§ **Extracted entries**:
****

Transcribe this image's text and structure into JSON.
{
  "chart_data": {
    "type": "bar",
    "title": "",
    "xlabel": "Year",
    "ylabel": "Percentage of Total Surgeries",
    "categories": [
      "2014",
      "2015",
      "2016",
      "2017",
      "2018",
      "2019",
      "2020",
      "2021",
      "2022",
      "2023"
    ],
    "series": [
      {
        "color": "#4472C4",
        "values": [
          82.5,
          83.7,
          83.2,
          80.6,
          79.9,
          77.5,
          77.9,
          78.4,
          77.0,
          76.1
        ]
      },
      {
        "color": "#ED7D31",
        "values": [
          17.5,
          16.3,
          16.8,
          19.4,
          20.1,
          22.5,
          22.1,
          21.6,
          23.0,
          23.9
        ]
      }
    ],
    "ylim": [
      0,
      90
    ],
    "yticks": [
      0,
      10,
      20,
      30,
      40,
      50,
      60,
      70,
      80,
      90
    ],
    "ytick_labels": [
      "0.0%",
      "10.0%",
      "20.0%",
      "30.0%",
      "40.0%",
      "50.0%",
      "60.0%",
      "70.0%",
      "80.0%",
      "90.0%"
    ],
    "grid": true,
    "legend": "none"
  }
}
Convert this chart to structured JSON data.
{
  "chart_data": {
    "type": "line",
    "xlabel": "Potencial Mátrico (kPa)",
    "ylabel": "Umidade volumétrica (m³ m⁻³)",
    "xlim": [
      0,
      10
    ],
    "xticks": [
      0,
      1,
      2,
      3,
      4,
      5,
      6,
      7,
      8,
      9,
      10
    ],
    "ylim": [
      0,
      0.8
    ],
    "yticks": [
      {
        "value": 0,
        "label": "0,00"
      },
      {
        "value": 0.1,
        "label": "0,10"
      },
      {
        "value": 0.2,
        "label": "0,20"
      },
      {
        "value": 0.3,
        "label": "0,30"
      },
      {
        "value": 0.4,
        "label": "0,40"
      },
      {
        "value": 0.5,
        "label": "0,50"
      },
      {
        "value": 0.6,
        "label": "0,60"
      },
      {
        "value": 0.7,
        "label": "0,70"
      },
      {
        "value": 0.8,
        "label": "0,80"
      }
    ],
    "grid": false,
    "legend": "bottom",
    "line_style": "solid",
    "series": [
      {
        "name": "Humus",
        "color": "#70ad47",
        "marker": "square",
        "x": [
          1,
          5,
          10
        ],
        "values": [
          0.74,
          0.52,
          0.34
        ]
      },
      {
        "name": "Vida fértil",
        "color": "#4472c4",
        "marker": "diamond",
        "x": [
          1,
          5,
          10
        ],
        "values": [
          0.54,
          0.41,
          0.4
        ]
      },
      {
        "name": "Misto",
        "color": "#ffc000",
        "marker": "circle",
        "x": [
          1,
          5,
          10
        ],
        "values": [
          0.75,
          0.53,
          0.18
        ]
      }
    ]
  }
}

****

§ **Instruction**:
Copy each line above that contains the word "xlabel".

§ **Task response**:
    "xlabel": "Year",
    "xlabel": "Potencial Mátrico (kPa)",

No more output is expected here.